AUSZUG →
________________________________________

Während der Konferenz wurden auch fortgesetzte Verletzungen universeller Menschenrechte sowie des humanitären Völkerrechts durch die NATO-Truppen in Afghanistan thematisiert. Es ist praktisch unmöglich, genauere Informationen bezüglich der Verbrechen zu erlangen, die während der Militäraktionen verübt worden sind. Ähnlich verhält es sich mit der Haftung für diese Verbrechen angesichts einer grundsätzlich mangelnden rechtlichen Verantwortlichkeit. Die Opfer dieser Verletzungen werden allein gelassen und so ein wiederholtes Mal viktimisiert.

Die NATO verschließt die Augen in Bezug auf das geheime «renditions» Programm und das Fehlen einer rechtlichen Verantwortung in Afghanistan. Beides hat das Image der Organisation deutlich angeschlagen und stellt deren selbst gesetzte Ziele, wie die Erhaltung des Friedens und der Stabilität in den NATO-Mitgliedstaaten, ernsthaft in Frage.

Die genannten Menschenrechtsorganisationen rufen die NATO-Mitgliedstaaten auf, sich an deren Verpflichtungen aus dem Völkerrecht, den universellen Menschenrechten, dem humanitären Völkerrecht sowie dem Völkerstrafrecht, gerecht zu werden. Im Bewusstsein dessen, dass die Regierungsvertreter der NATO-Mitgliedstaaten bekundet haben, Werte in das Zentrum der Tätigkeit des Bündnisses zu rücken, fordern die genannten Menschenrechtsorganisationen die am 60. Jubiläumsgipfel teilnehmenden Bündnismitglieder dazu auf: Die Schritte zu bestimmen, welche die Mitgliedstaaten des Bündnisses vornehmen werden, um Rechtsstaatlichkeit und die Achtung der Menschenrechte wiederherzustellen.

________________________________________

Layout-Koordinatendaten →
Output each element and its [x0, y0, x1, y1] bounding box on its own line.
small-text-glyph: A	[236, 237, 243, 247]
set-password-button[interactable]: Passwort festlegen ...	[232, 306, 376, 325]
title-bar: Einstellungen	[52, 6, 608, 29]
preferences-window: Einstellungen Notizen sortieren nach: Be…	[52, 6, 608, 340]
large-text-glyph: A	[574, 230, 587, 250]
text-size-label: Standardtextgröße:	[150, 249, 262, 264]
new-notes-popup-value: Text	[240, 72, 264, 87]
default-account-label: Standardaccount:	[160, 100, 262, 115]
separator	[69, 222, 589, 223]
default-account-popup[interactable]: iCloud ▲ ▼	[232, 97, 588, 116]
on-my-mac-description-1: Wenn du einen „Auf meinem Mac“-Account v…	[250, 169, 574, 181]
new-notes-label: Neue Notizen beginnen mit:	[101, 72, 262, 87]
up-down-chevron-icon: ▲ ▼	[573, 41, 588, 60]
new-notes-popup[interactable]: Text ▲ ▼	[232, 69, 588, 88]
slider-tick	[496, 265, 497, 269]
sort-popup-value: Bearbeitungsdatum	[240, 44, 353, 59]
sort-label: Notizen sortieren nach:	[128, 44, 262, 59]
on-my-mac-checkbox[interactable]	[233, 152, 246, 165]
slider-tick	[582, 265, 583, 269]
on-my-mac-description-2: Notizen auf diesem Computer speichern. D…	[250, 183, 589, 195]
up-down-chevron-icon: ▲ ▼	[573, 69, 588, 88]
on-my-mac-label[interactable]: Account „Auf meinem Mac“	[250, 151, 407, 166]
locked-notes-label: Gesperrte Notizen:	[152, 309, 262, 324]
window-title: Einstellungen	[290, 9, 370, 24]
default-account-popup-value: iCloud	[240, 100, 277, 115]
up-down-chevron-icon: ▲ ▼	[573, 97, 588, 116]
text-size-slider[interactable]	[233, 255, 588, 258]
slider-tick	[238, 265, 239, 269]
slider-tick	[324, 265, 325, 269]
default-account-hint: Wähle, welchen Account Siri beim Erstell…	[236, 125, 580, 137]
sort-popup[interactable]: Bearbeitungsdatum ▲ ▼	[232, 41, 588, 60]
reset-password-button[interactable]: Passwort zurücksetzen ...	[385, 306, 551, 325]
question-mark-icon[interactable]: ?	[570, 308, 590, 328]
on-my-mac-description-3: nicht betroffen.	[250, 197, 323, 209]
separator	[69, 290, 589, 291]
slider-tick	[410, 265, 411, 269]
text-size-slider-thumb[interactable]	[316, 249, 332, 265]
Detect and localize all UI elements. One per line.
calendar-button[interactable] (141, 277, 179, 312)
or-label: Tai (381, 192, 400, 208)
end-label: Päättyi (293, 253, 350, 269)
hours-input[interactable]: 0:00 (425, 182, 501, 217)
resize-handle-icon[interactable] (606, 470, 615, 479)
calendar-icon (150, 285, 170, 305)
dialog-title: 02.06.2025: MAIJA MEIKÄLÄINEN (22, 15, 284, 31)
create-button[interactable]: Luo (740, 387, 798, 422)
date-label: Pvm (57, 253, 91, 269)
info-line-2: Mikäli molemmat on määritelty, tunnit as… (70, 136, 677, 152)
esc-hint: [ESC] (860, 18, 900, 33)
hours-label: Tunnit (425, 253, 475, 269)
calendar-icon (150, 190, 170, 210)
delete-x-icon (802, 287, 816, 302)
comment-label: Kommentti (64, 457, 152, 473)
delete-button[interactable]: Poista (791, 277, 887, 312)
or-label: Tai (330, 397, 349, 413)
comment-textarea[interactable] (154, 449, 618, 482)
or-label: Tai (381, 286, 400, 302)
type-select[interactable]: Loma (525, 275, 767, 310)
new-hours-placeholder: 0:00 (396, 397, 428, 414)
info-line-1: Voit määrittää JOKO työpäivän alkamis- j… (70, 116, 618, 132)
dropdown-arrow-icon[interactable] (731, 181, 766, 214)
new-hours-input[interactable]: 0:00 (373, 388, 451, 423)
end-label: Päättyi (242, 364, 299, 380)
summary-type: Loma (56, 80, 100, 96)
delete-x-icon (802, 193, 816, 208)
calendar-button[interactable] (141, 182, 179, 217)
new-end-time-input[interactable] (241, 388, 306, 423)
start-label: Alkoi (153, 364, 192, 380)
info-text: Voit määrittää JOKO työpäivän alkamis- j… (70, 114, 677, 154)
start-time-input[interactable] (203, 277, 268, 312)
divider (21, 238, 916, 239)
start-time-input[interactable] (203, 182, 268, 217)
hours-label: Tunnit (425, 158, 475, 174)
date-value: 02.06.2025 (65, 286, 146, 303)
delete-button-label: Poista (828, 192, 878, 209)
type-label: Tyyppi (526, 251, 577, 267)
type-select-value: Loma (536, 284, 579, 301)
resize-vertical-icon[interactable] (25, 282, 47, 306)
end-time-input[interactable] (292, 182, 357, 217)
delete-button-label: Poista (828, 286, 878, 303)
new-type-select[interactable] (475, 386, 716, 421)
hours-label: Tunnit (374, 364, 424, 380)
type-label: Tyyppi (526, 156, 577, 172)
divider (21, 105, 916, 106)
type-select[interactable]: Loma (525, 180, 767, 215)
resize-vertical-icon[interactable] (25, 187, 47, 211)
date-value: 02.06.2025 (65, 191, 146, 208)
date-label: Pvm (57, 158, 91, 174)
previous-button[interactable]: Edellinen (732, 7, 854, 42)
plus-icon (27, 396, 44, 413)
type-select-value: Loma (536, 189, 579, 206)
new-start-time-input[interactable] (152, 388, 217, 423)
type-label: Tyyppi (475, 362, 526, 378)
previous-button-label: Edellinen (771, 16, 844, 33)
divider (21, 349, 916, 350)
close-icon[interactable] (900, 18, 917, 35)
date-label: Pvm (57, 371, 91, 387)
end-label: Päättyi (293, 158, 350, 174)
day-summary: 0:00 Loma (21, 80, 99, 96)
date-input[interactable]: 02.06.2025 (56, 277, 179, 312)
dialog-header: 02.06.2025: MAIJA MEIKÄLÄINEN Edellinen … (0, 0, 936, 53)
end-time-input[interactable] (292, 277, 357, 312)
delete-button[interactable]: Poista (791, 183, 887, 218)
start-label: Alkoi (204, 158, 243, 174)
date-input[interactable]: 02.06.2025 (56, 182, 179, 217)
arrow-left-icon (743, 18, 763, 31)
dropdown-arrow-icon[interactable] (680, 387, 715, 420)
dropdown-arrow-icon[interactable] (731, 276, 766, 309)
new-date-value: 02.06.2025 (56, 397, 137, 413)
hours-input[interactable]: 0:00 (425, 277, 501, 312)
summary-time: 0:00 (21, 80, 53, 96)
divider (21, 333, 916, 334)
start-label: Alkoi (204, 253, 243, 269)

________________________________________

VORGEGEBENE ANWEISUNG 1 → Gib den Auszug von „Während der Konferenz“ bis hinunter zu „wiederholtes Mal viktimisiert.“ wortgetreu wieder.
VORGEGEBENE ANWEISUNG 2 → Prüfe für jede Aussage, ob sie mit dem Auszug übereinstimmt, und belege dein Ja oder Nein mit den entscheidenden Worten daraus. (a) Genauere Informationen über die während der Militäraktionen verübten Verbrechen sind leicht zu erhalten. (b) Die Menschenrechtsorganisationen richten ihre Aufforderung an die Bündnismitglieder, die am 60. Jubiläumsgipfel teilnehmen. (c) Das Image der NATO ist unbeschadet geblieben.
Die Datensätze stehen in keinem Zusammenhang mit dem Auszug.

KORREKTE AUSGABE 1 →
Während der Konferenz wurden auch fortgesetzte Verletzungen universeller Menschenrechte sowie des humanitären Völkerrechts durch die NATO-Truppen in Afghanistan thematisiert. Es ist praktisch unmöglich, genauere Informationen bezüglich der Verbrechen zu erlangen, die während der Militäraktionen verübt worden sind. Ähnlich verhält es sich mit der Haftung für diese Verbrechen angesichts einer grundsätzlich mangelnden rechtlichen Verantwortlichkeit. Die Opfer dieser Verletzungen werden allein gelassen und so ein wiederholtes Mal viktimisiert.

KORREKTE AUSGABE 2 →
(a) Nein: „Es ist praktisch unmöglich, genauere Informationen bezüglich der Verbrechen zu erlangen, die während der Militäraktionen verübt worden sind.“
(b) Ja: „fordern die genannten Menschenrechtsorganisationen die am 60. Jubiläumsgipfel teilnehmenden Bündnismitglieder dazu auf“
(c) Nein: „Beides hat das Image der Organisation deutlich angeschlagen“